Stored entries:
########
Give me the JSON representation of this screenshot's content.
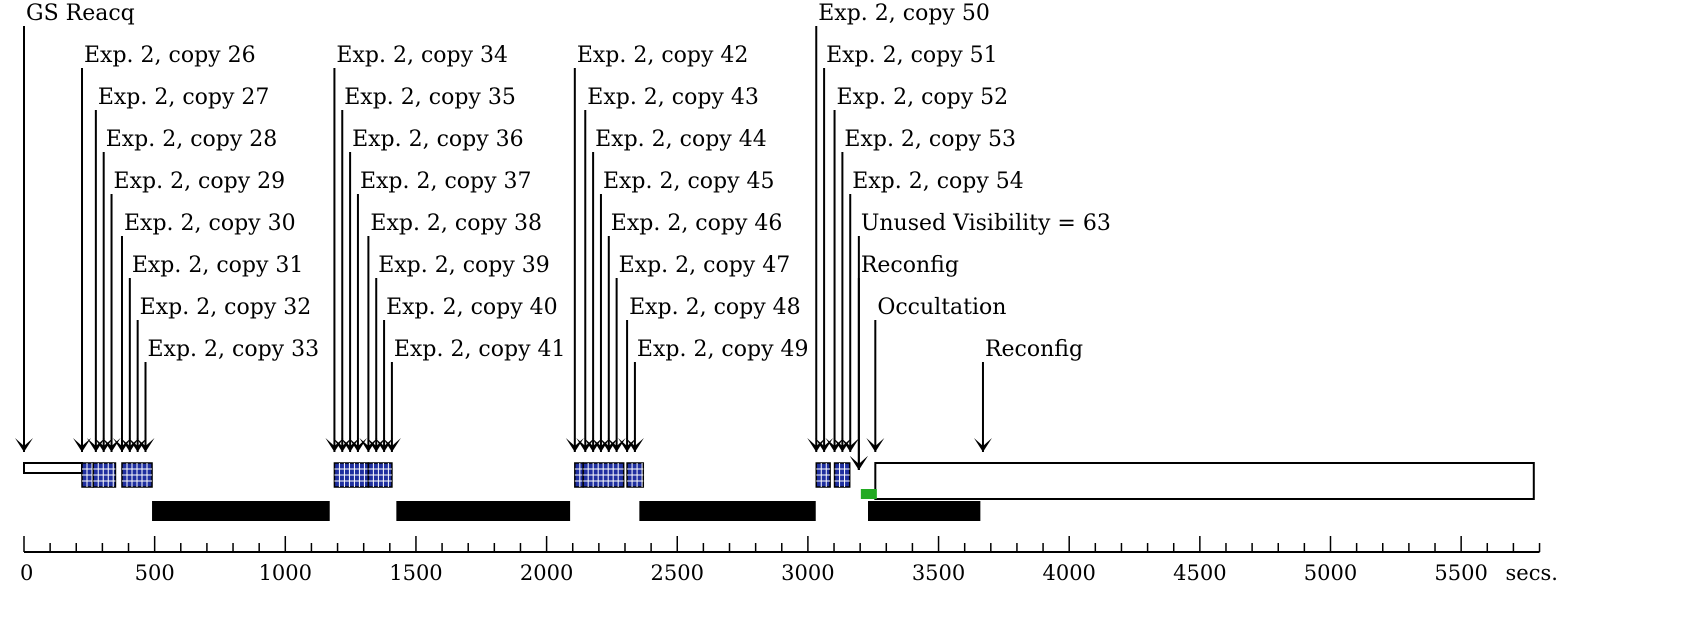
{
  "units": "secs.",
  "ticks": {
    "labels": [
      {
        "value": 0,
        "text": "0"
      },
      {
        "value": 500,
        "text": "500"
      },
      {
        "value": 1000,
        "text": "1000"
      },
      {
        "value": 1500,
        "text": "1500"
      },
      {
        "value": 2000,
        "text": "2000"
      },
      {
        "value": 2500,
        "text": "2500"
      },
      {
        "value": 3000,
        "text": "3000"
      },
      {
        "value": 3500,
        "text": "3500"
      },
      {
        "value": 4000,
        "text": "4000"
      },
      {
        "value": 4500,
        "text": "4500"
      },
      {
        "value": 5000,
        "text": "5000"
      },
      {
        "value": 5500,
        "text": "5500"
      }
    ],
    "minor_step": 100,
    "max": 5800
  },
  "colors": {
    "exposure_fill": "#1f2f9f",
    "exposure_grid": "#ffffff",
    "gs_reacq_box": "#ffffff",
    "reconfig_marker": "#22aa22",
    "occultation_bar": "#000000",
    "visibility_box": "#ffffff"
  },
  "events": [
    {
      "label": "GS Reacq",
      "time": 0
    },
    {
      "label": "Exp. 2, copy 26",
      "time": 222
    },
    {
      "label": "Exp. 2, copy 27",
      "time": 275
    },
    {
      "label": "Exp. 2, copy 28",
      "time": 305
    },
    {
      "label": "Exp. 2, copy 29",
      "time": 335
    },
    {
      "label": "Exp. 2, copy 30",
      "time": 375
    },
    {
      "label": "Exp. 2, copy 31",
      "time": 405
    },
    {
      "label": "Exp. 2, copy 32",
      "time": 435
    },
    {
      "label": "Exp. 2, copy 33",
      "time": 465
    },
    {
      "label": "Exp. 2, copy 34",
      "time": 1188
    },
    {
      "label": "Exp. 2, copy 35",
      "time": 1218
    },
    {
      "label": "Exp. 2, copy 36",
      "time": 1248
    },
    {
      "label": "Exp. 2, copy 37",
      "time": 1278
    },
    {
      "label": "Exp. 2, copy 38",
      "time": 1318
    },
    {
      "label": "Exp. 2, copy 39",
      "time": 1348
    },
    {
      "label": "Exp. 2, copy 40",
      "time": 1378
    },
    {
      "label": "Exp. 2, copy 41",
      "time": 1408
    },
    {
      "label": "Exp. 2, copy 42",
      "time": 2108
    },
    {
      "label": "Exp. 2, copy 43",
      "time": 2148
    },
    {
      "label": "Exp. 2, copy 44",
      "time": 2178
    },
    {
      "label": "Exp. 2, copy 45",
      "time": 2208
    },
    {
      "label": "Exp. 2, copy 46",
      "time": 2238
    },
    {
      "label": "Exp. 2, copy 47",
      "time": 2268
    },
    {
      "label": "Exp. 2, copy 48",
      "time": 2308
    },
    {
      "label": "Exp. 2, copy 49",
      "time": 2338
    },
    {
      "label": "Exp. 2, copy 50",
      "time": 3032
    },
    {
      "label": "Exp. 2, copy 51",
      "time": 3062
    },
    {
      "label": "Exp. 2, copy 52",
      "time": 3102
    },
    {
      "label": "Exp. 2, copy 53",
      "time": 3132
    },
    {
      "label": "Exp. 2, copy 54",
      "time": 3162
    },
    {
      "label": "Unused Visibility = 63",
      "time": 3195
    },
    {
      "label": "Reconfig",
      "time": 3195
    },
    {
      "label": "Occultation",
      "time": 3258
    },
    {
      "label": "Reconfig",
      "time": 3670
    }
  ],
  "gs_reacq_box": {
    "start": 0,
    "end": 222
  },
  "exposure_blocks": [
    {
      "start": 222,
      "end": 265
    },
    {
      "start": 265,
      "end": 350
    },
    {
      "start": 375,
      "end": 490
    },
    {
      "start": 1188,
      "end": 1318
    },
    {
      "start": 1318,
      "end": 1408
    },
    {
      "start": 2108,
      "end": 2140
    },
    {
      "start": 2140,
      "end": 2295
    },
    {
      "start": 2308,
      "end": 2370
    },
    {
      "start": 3032,
      "end": 3085
    },
    {
      "start": 3102,
      "end": 3160
    }
  ],
  "reconfig_marker": {
    "start": 3195,
    "end": 3258
  },
  "occultation_bars": [
    {
      "start": 490,
      "end": 1170
    },
    {
      "start": 1425,
      "end": 2090
    },
    {
      "start": 2355,
      "end": 3030
    },
    {
      "start": 3230,
      "end": 3660
    }
  ],
  "visibility_box": {
    "start": 3258,
    "end": 5778
  }
}
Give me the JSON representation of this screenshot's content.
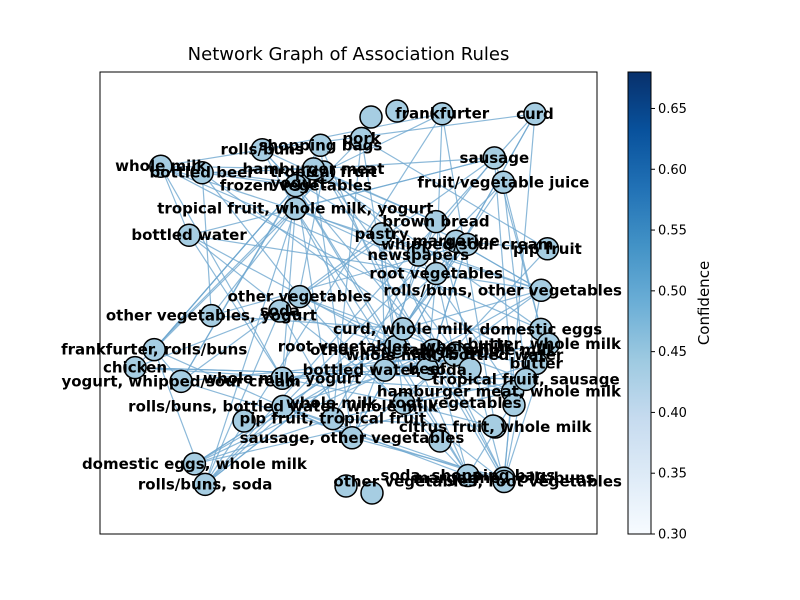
{
  "chart_data": {
    "type": "network",
    "title": "Network Graph of Association Rules",
    "colorbar": {
      "label": "Confidence",
      "min": 0.3,
      "max": 0.68,
      "ticks": [
        "0.30",
        "0.35",
        "0.40",
        "0.45",
        "0.50",
        "0.55",
        "0.60",
        "0.65"
      ],
      "colormap": "Blues"
    },
    "node_color": "#a6cde2",
    "edge_color": "#6fa8d0",
    "node_labels": [
      "chicken",
      "rolls/buns",
      "margarine",
      "soda",
      "whipped/sour cream",
      "root vegetables",
      "sausage",
      "other vegetables",
      "frankfurter",
      "brown bread",
      "domestic eggs",
      "bottled water",
      "rolls/buns, other vegetables",
      "newspapers",
      "butter",
      "yogurt",
      "fruit/vegetable juice",
      "bottled beer",
      "tropical fruit",
      "pip fruit",
      "citrus fruit",
      "whole milk",
      "pastry",
      "shopping bags",
      "curd",
      "frozen vegetables",
      "beef",
      "pork",
      "hamburger meat",
      "tropical fruit, whole milk, yogurt",
      "rolls/buns, bottled water, whole milk",
      "root vegetables, whole milk",
      "hamburger meat, whole milk",
      "citrus fruit, whole milk",
      "whole milk, root vegetables",
      "sausage, other vegetables",
      "tropical fruit, sausage",
      "other vegetables, whole milk",
      "bottled water, soda",
      "whole milk, yogurt",
      "soda, shopping bags",
      "domestic eggs, whole milk",
      "yogurt, whipped/sour cream",
      "other vegetables, yogurt",
      "butter, whole milk",
      "curd, whole milk",
      "pip fruit, tropical fruit",
      "rolls/buns, soda",
      "margarine, rolls/buns",
      "other vegetables, root vegetables",
      "whole milk, bottled water",
      "frankfurter, rolls/buns"
    ]
  }
}
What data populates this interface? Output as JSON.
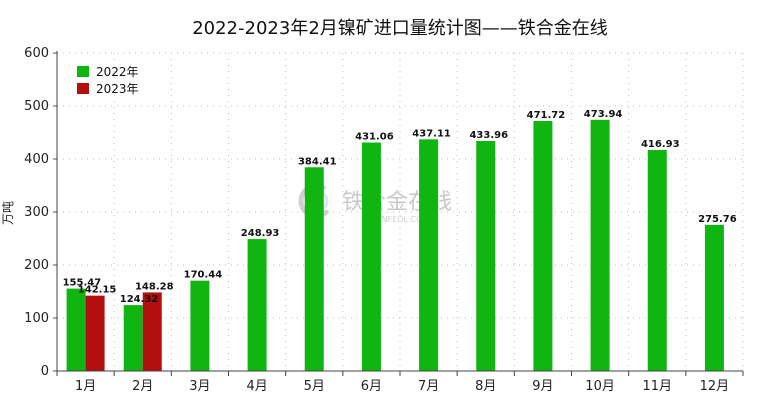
{
  "chart_data": {
    "type": "bar",
    "title": "2022-2023年2月镍矿进口量统计图——铁合金在线",
    "ylabel": "万吨",
    "xlabel": "",
    "ylim": [
      0,
      600
    ],
    "yticks": [
      0,
      100,
      200,
      300,
      400,
      500,
      600
    ],
    "grid": true,
    "legend_position": "top-left",
    "categories": [
      "1月",
      "2月",
      "3月",
      "4月",
      "5月",
      "6月",
      "7月",
      "8月",
      "9月",
      "10月",
      "11月",
      "12月"
    ],
    "series": [
      {
        "name": "2022年",
        "color": "#11b511",
        "values": [
          155.47,
          124.32,
          170.44,
          248.93,
          384.41,
          431.06,
          437.11,
          433.96,
          471.72,
          473.94,
          416.93,
          275.76
        ]
      },
      {
        "name": "2023年",
        "color": "#b30f0f",
        "values": [
          142.15,
          148.28,
          null,
          null,
          null,
          null,
          null,
          null,
          null,
          null,
          null,
          null
        ]
      }
    ]
  },
  "watermark": {
    "text": "铁合金在线",
    "subtext": "CNFEOL.COM"
  }
}
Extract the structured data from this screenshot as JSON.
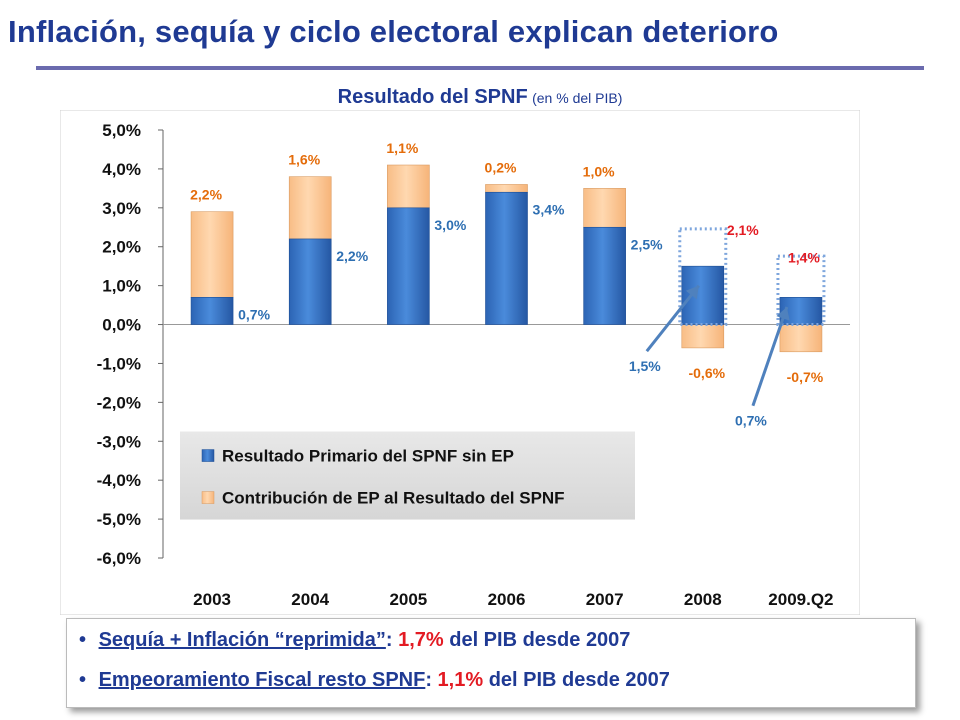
{
  "slide": {
    "title": "Inflación, sequía y ciclo electoral explican deterioro",
    "chart_title": "Resultado del SPNF",
    "chart_unit": "(en % del PIB)"
  },
  "colors": {
    "title": "#1F3A93",
    "primary_bar": "#3C78CC",
    "contribution_bar": "#FBC99A",
    "contribution_label": "#E46C0A",
    "primary_label": "#2E6FB2",
    "highlight_label": "#E31B23",
    "emphasis": "#E31B23"
  },
  "chart_data": {
    "type": "bar",
    "stacked": true,
    "categories": [
      "2003",
      "2004",
      "2005",
      "2006",
      "2007",
      "2008",
      "2009.Q2"
    ],
    "series": [
      {
        "name": "Resultado Primario del SPNF sin EP",
        "values": [
          0.7,
          2.2,
          3.0,
          3.4,
          2.5,
          1.5,
          0.7
        ]
      },
      {
        "name": "Contribución de EP al Resultado del SPNF",
        "values": [
          2.2,
          1.6,
          1.1,
          0.2,
          1.0,
          -0.6,
          -0.7
        ]
      }
    ],
    "labels": {
      "primary": [
        "0,7%",
        "2,2%",
        "3,0%",
        "3,4%",
        "2,5%",
        "1,5%",
        "0,7%"
      ],
      "contribution": [
        "2,2%",
        "1,6%",
        "1,1%",
        "0,2%",
        "1,0%",
        "-0,6%",
        "-0,7%"
      ],
      "deterioration": [
        "",
        "",
        "",
        "",
        "",
        "2,1%",
        "1,4%"
      ]
    },
    "y_ticks": [
      5,
      4,
      3,
      2,
      1,
      0,
      -1,
      -2,
      -3,
      -4,
      -5,
      -6
    ],
    "y_tick_labels": [
      "5,0%",
      "4,0%",
      "3,0%",
      "2,0%",
      "1,0%",
      "0,0%",
      "-1,0%",
      "-2,0%",
      "-3,0%",
      "-4,0%",
      "-5,0%",
      "-6,0%"
    ],
    "ylim": [
      -6,
      5
    ],
    "grid": false,
    "legend_position": "lower-left"
  },
  "bullets": [
    {
      "underlined": "Sequía + Inflación “reprimida”",
      "sep": ": ",
      "value": "1,7%",
      "rest": " del PIB desde 2007"
    },
    {
      "underlined": "Empeoramiento Fiscal resto SPNF",
      "sep": ": ",
      "value": "1,1%",
      "rest": " del PIB desde 2007"
    }
  ]
}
########
Go through the listing above and list every line that has the word "eggs".

      "domestic eggs",
      "domestic eggs, whole milk",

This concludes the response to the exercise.